### TEXTO FORNECIDO
++++++++

O que diferencia Dead Rising de outros títulos da época é a total indiferença do jogo às escolhas do jogador. Não há missões forçadas; o único limite é o tempo. Se o jogador passar 72 horas de jogo sem fazer nada, o helicóptero ainda chega, o crédito rola e a história termina. Essa estrutura cria um ambiente onde cada decisão tem peso real, já que missões e NPCs surgem em horários pré-determinados.

Como chegamos aqui

Enquanto Dead Rising explorava a ideia de um relógio interno, 2006 também viu o lançamento de Oblivion da Bethesda, que adotou a filosofia oposta: o mundo só avançava quando o jogador se movia. Missões secundárias podiam ser ignoradas indefinidamente, e o tempo era praticamente estático. Essa abordagem acabou dominando o design de RPGs abertos nas duas décadas seguintes, tornando a pressão temporal algo raro.

  • Liberdade de ação: Dead Rising permite que o jogador mate zumbis, tire fotos, experimente roupas ou simplesmente explore lojas, tudo sem penalizar a progressão.

++++++++

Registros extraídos
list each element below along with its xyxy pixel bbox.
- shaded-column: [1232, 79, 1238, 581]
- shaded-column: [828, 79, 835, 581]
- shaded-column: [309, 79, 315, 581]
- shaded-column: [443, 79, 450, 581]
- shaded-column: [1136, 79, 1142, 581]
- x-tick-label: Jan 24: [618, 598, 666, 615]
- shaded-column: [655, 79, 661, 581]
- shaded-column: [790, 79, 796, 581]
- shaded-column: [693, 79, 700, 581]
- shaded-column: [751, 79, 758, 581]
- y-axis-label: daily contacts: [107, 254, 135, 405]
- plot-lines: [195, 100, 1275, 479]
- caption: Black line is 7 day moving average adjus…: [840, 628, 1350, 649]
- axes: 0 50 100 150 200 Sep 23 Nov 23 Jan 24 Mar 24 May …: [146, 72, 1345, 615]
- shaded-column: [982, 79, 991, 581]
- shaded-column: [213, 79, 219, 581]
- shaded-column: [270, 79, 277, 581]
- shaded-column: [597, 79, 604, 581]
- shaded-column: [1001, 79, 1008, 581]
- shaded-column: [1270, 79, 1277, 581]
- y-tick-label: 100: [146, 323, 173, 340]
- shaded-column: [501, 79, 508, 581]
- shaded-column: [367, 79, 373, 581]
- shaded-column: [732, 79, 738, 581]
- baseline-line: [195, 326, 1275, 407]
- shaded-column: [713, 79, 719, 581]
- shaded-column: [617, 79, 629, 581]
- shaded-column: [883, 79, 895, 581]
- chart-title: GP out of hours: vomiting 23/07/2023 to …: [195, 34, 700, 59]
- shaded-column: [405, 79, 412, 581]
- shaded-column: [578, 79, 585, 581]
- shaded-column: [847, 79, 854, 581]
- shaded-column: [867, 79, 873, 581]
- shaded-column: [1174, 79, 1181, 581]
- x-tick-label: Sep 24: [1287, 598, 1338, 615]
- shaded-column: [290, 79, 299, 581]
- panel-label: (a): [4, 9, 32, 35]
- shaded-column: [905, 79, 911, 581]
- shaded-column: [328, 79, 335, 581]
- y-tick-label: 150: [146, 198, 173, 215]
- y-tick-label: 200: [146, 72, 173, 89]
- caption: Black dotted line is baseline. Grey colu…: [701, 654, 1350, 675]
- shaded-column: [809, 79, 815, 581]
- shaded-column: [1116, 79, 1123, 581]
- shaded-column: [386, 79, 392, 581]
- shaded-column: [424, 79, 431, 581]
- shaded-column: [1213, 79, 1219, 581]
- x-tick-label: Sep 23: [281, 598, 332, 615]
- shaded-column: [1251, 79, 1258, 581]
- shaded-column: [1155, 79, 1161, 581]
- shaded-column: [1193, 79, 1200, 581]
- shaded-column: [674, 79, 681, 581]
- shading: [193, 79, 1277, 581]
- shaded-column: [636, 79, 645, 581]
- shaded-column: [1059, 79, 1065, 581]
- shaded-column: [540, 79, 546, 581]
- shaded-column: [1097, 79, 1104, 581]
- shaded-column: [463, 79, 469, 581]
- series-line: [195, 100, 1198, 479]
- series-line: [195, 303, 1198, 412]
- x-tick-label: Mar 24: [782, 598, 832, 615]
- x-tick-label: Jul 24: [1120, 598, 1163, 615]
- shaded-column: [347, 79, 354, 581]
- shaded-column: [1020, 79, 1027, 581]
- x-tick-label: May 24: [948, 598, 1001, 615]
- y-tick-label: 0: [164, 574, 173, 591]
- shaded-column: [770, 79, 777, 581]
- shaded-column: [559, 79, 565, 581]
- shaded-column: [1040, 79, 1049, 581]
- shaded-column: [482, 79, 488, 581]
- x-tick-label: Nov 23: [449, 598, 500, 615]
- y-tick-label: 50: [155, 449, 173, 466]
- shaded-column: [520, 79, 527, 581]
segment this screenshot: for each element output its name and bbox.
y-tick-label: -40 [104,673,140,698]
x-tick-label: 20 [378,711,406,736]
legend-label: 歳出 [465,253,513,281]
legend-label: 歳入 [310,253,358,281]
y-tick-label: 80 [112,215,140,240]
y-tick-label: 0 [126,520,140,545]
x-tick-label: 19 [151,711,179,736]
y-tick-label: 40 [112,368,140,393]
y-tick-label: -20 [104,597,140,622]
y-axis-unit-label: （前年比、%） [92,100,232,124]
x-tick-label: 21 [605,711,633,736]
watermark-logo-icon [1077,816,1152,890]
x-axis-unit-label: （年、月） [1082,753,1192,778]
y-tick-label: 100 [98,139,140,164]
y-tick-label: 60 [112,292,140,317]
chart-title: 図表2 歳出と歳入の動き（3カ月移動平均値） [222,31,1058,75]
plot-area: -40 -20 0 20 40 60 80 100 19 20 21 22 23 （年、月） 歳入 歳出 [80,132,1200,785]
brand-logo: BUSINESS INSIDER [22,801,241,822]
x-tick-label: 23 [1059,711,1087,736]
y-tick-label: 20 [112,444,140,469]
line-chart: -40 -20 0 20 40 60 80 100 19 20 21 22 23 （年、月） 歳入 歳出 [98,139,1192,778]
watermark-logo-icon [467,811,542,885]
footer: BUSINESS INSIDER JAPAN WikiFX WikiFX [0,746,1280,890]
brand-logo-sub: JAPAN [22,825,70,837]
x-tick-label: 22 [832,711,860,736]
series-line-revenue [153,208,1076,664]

++++++++

### PERGUNTAS
- a) Liste todas as atividades que, segundo o texto sobre Dead Rising, o jogador pode realizar sem penalizar a progressão.
- b) Dê prosseguimento, por favor, ao texto sobre Dead Rising a partir do ponto em que ele termina.
Os registros não têm relação nenhuma com o texto.

### RESULTADOS POR TAREFA
- a)
- Matar zumbis
- Tirar fotos
- Experimentar roupas
- Explorar lojas

- b)
  • Ritmo impresso: Eventos como o surgimento dos "Convicts" – três presos armados que aparecem à noite – são programados para acontecer em momentos específicos, forçando o jogador a planejar estratégias.
  • Escala de dificuldade: Conforme Frank evolui, os zumbis ficam mais agressivos e inimigos humanos surgem, mantendo o desafio mesmo quando o jogador está bem equipado.

Apesar desses méritos, a maioria dos desenvolvedores seguiu a trilha dos mundos vastos e sem fim, como a série Fallout ou Skyrim. A única exceção notável foi Deadly Premonition (2010), que introduziu rotinas diárias para NPCs, mas ainda carecia da tensão temporal de Dead Rising.

O que vem depois

Nos últimos anos, alguns títulos começaram a revisitar a mecânica de tempo limitado. Persona 3 Reload enfatiza a gestão de dias escolares, enquanto Outer Wilds e Deathloop utilizam ciclos temporais para desbloquear novas áreas e narrativas. Ainda assim, poucos oferecem um relógio tão rígido quanto o de Dead Rising.

O maior obstáculo para a adoção desse modelo é a mentalidade de "live service": jogos modernos costumam prolongar a experiência indefinidamente para maximizar receita. Um mundo que termina após três dias parece contraditório a esse objetivo. No entanto, a Capcom já demonstra que um sistema New Game+ – onde o jogador reaparece com habilidades aprimoradas – pode renovar a experiência sem precisar de conteúdo adicional constante.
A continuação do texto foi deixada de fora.